** SET TASK **
Entries follow. Set all of them down as they stand.

Dataset records:

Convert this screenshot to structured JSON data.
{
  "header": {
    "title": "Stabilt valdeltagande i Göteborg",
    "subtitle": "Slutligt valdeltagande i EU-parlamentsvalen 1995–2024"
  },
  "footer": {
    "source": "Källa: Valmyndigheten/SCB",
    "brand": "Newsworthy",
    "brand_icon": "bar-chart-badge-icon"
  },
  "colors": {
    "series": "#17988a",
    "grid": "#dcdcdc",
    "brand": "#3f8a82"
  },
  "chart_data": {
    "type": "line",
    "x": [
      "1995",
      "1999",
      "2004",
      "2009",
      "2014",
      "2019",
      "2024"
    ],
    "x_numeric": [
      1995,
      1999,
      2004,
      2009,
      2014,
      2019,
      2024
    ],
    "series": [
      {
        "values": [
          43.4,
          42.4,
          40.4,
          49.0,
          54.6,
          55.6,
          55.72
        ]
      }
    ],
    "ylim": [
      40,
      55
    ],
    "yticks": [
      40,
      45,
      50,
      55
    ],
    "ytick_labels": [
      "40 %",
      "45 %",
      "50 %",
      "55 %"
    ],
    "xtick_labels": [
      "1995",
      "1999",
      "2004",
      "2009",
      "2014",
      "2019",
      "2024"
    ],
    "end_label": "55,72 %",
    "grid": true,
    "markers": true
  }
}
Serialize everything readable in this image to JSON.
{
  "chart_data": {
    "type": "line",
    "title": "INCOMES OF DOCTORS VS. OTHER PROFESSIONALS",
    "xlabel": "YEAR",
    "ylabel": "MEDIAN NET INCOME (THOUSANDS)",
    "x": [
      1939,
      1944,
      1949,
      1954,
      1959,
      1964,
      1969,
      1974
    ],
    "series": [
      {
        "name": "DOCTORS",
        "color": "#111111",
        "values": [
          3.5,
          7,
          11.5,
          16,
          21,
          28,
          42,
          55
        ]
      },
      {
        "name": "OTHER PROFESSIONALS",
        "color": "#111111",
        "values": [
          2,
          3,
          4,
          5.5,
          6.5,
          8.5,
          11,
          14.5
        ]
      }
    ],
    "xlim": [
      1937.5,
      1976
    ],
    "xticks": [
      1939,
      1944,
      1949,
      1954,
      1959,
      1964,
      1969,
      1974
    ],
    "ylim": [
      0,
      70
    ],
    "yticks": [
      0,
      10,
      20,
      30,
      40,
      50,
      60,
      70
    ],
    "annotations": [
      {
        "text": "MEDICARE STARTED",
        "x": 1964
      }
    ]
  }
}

** CORRECT RESULT **
Convert this screenshot to structured JSON data.
{
  "header": {
    "title": "Stabilt valdeltagande i Göteborg",
    "subtitle": "Slutligt valdeltagande i EU-parlamentsvalen 1995–2024"
  },
  "footer": {
    "source": "Källa: Valmyndigheten/SCB",
    "brand": "Newsworthy",
    "brand_icon": "bar-chart-badge-icon"
  },
  "colors": {
    "series": "#17988a",
    "grid": "#dcdcdc",
    "brand": "#3f8a82"
  },
  "chart_data": {
    "type": "line",
    "x": [
      "1995",
      "1999",
      "2004",
      "2009",
      "2014",
      "2019",
      "2024"
    ],
    "x_numeric": [
      1995,
      1999,
      2004,
      2009,
      2014,
      2019,
      2024
    ],
    "series": [
      {
        "values": [
          43.4,
          42.4,
          40.4,
          49.0,
          54.6,
          55.6,
          55.72
        ]
      }
    ],
    "ylim": [
      40,
      55
    ],
    "yticks": [
      40,
      45,
      50,
      55
    ],
    "ytick_labels": [
      "40 %",
      "45 %",
      "50 %",
      "55 %"
    ],
    "xtick_labels": [
      "1995",
      "1999",
      "2004",
      "2009",
      "2014",
      "2019",
      "2024"
    ],
    "end_label": "55,72 %",
    "grid": true,
    "markers": true
  }
}
Serialize everything readable in this image to JSON.
{
  "chart_data": {
    "type": "line",
    "title": "INCOMES OF DOCTORS VS. OTHER PROFESSIONALS",
    "xlabel": "YEAR",
    "ylabel": "MEDIAN NET INCOME (THOUSANDS)",
    "x": [
      1939,
      1944,
      1949,
      1954,
      1959,
      1964,
      1969,
      1974
    ],
    "series": [
      {
        "name": "DOCTORS",
        "color": "#111111",
        "values": [
          3.5,
          7,
          11.5,
          16,
          21,
          28,
          42,
          55
        ]
      },
      {
        "name": "OTHER PROFESSIONALS",
        "color": "#111111",
        "values": [
          2,
          3,
          4,
          5.5,
          6.5,
          8.5,
          11,
          14.5
        ]
      }
    ],
    "xlim": [
      1937.5,
      1976
    ],
    "xticks": [
      1939,
      1944,
      1949,
      1954,
      1959,
      1964,
      1969,
      1974
    ],
    "ylim": [
      0,
      70
    ],
    "yticks": [
      0,
      10,
      20,
      30,
      40,
      50,
      60,
      70
    ],
    "annotations": [
      {
        "text": "MEDICARE STARTED",
        "x": 1964
      }
    ]
  }
}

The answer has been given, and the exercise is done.